## [Written exercise]
Of all the lines in this data, how many include "ylabel"? Respond with the number only.

## [Data rows]

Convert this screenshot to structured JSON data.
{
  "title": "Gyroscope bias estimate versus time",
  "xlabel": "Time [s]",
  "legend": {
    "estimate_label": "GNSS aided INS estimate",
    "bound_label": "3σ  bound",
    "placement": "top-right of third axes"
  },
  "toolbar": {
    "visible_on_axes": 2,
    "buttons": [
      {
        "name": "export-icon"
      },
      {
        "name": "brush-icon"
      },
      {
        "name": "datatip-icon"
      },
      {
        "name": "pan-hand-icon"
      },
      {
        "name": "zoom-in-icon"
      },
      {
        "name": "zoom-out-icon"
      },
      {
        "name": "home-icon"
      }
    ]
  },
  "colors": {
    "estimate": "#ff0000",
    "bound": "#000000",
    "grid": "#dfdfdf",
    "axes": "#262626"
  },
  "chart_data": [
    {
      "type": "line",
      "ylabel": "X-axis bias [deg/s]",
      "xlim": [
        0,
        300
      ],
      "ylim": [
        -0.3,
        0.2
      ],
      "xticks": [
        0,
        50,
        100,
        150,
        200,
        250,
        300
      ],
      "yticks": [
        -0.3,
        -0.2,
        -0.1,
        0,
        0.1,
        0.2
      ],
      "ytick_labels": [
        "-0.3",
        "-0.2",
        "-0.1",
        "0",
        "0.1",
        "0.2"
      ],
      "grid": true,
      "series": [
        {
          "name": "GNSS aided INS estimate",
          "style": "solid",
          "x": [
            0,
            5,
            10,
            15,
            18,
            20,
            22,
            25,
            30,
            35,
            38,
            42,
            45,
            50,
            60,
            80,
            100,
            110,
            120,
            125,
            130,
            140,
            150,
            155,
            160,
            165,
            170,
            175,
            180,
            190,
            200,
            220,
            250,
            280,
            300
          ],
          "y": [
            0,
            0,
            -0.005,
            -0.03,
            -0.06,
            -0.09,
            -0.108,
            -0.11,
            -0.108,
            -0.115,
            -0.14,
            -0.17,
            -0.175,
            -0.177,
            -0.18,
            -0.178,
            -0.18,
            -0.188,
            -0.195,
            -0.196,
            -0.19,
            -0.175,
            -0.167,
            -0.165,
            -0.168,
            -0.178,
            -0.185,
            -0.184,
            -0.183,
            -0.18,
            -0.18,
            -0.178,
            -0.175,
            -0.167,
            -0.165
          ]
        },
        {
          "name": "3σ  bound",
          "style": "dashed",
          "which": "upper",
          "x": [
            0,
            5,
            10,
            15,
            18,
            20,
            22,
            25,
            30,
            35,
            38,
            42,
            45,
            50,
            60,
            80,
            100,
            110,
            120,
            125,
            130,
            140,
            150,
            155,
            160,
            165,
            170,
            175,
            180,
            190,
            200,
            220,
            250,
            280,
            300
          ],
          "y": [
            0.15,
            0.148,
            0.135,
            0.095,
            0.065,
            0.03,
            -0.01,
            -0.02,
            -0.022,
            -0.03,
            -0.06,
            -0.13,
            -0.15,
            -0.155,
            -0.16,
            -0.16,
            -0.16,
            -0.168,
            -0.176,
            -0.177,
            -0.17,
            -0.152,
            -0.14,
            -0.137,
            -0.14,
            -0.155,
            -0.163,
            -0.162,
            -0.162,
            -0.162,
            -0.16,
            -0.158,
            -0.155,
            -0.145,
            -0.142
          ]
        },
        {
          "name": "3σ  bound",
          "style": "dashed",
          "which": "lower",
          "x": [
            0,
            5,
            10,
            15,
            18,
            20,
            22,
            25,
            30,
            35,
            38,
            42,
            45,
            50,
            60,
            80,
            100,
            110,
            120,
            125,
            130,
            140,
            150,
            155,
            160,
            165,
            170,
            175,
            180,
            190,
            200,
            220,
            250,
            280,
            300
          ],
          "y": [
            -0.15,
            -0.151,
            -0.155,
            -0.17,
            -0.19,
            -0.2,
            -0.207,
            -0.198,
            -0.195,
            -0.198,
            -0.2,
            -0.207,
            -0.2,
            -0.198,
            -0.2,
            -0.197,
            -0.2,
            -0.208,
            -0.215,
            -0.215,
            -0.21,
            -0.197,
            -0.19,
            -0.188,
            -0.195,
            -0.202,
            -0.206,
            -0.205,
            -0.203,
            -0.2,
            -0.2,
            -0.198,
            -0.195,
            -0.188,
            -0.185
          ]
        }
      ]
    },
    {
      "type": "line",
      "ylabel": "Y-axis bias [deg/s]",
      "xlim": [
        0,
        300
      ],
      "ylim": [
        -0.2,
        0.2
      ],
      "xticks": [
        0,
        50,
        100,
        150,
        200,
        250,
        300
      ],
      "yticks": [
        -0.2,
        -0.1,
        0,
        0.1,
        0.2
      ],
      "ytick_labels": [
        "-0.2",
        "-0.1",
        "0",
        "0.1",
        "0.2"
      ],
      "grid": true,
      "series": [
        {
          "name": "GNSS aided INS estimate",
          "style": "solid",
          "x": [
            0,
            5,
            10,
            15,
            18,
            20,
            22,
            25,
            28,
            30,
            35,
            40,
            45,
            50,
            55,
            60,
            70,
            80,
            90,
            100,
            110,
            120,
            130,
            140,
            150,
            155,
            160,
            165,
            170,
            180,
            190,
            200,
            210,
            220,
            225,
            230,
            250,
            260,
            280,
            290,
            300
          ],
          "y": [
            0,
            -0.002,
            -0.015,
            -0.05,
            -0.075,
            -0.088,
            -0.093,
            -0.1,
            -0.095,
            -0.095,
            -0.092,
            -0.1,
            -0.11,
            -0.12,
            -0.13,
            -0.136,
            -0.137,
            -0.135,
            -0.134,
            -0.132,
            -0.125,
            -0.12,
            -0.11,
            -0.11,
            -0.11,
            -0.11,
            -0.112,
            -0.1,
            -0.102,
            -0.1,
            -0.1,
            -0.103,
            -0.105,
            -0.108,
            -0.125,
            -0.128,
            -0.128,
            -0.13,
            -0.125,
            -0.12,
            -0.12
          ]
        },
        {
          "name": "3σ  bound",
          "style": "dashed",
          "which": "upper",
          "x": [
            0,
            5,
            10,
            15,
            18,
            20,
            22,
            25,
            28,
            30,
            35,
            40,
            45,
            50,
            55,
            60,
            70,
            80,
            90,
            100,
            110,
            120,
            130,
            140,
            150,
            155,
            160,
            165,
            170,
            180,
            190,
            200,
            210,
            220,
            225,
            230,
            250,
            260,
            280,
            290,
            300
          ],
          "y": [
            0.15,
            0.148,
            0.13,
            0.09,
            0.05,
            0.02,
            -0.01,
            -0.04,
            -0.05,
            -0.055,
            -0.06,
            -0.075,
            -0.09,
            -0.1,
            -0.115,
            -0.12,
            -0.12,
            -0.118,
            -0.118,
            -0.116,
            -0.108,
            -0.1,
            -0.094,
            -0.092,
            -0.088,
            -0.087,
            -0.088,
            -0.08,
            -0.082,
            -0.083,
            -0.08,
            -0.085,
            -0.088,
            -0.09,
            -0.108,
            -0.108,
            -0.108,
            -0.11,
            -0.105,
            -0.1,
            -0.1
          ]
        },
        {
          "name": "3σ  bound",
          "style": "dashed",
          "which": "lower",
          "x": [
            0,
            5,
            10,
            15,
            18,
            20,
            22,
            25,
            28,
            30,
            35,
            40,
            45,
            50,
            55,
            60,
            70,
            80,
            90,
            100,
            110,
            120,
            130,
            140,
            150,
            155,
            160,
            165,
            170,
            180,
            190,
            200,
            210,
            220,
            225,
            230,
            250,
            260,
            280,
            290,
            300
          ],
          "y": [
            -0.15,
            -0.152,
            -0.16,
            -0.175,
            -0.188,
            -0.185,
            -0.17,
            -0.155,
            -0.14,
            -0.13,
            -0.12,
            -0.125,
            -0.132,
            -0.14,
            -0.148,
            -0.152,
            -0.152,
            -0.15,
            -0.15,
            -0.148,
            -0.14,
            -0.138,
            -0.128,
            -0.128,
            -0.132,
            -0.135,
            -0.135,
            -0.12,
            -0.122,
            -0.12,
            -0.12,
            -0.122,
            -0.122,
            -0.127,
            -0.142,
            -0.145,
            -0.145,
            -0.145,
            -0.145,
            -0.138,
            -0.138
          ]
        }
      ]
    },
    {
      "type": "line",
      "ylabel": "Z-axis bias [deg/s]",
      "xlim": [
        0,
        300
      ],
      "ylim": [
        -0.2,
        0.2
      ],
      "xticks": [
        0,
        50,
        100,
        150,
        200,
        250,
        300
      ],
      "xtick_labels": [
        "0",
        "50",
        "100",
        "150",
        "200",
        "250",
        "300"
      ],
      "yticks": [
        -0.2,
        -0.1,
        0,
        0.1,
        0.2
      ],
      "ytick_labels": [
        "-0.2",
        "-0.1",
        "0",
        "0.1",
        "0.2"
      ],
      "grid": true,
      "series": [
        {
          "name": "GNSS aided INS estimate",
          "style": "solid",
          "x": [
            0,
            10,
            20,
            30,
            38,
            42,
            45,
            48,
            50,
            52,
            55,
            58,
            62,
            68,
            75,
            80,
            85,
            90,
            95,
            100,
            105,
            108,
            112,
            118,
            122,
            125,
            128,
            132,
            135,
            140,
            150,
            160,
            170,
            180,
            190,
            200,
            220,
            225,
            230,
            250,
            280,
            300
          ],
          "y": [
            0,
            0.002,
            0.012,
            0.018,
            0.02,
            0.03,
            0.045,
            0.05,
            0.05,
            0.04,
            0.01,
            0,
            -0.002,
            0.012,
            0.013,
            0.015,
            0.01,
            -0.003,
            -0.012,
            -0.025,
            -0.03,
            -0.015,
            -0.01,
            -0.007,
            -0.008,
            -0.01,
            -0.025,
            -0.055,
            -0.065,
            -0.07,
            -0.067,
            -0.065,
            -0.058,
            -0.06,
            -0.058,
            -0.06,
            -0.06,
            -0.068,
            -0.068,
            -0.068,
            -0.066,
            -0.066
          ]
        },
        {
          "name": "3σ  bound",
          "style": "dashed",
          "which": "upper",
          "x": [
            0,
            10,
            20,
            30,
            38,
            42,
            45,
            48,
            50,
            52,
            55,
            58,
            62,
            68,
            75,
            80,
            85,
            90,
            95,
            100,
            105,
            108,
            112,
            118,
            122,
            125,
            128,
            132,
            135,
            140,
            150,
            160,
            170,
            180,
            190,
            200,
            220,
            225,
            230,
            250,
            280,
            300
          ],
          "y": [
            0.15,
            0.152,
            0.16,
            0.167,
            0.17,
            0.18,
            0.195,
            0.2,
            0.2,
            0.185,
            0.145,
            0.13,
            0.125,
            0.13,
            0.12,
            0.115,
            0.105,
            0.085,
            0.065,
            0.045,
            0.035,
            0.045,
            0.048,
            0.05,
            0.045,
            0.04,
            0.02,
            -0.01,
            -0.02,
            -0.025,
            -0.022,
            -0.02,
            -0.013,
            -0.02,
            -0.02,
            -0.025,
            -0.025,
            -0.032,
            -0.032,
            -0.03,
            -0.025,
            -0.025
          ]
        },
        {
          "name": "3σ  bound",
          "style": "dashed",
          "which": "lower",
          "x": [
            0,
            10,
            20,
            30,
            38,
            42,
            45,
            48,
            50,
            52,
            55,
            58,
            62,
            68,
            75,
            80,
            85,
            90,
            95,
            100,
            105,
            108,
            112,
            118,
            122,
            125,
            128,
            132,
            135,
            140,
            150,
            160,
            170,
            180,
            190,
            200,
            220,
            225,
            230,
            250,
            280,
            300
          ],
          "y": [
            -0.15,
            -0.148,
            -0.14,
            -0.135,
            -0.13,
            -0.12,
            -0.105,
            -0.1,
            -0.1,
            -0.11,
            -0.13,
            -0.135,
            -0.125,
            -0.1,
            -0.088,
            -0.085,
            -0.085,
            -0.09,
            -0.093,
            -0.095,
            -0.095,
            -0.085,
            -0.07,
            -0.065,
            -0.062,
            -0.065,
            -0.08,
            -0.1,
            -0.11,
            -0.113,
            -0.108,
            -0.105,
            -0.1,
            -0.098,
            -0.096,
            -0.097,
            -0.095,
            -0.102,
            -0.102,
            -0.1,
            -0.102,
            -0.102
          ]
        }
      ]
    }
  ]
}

## [Final result]
3